BRIEF – Copy every line of the material below word for word.

— Start AVAILABLE RECORDS —

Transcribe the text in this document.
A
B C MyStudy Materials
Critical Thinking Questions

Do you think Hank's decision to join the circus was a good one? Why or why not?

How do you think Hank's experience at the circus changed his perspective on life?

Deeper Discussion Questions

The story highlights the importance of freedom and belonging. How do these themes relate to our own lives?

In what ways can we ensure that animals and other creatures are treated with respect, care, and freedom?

— End AVAILABLE RECORDS —

OUTPUT OF THE TASK –
Transcribe the text in this document.
A
B C MyStudy Materials
Critical Thinking Questions

Do you think Hank's decision to join the circus was a good one? Why or why not?

How do you think Hank's experience at the circus changed his perspective on life?

Deeper Discussion Questions

The story highlights the importance of freedom and belonging. How do these themes relate to our own lives?

In what ways can we ensure that animals and other creatures are treated with respect, care, and freedom?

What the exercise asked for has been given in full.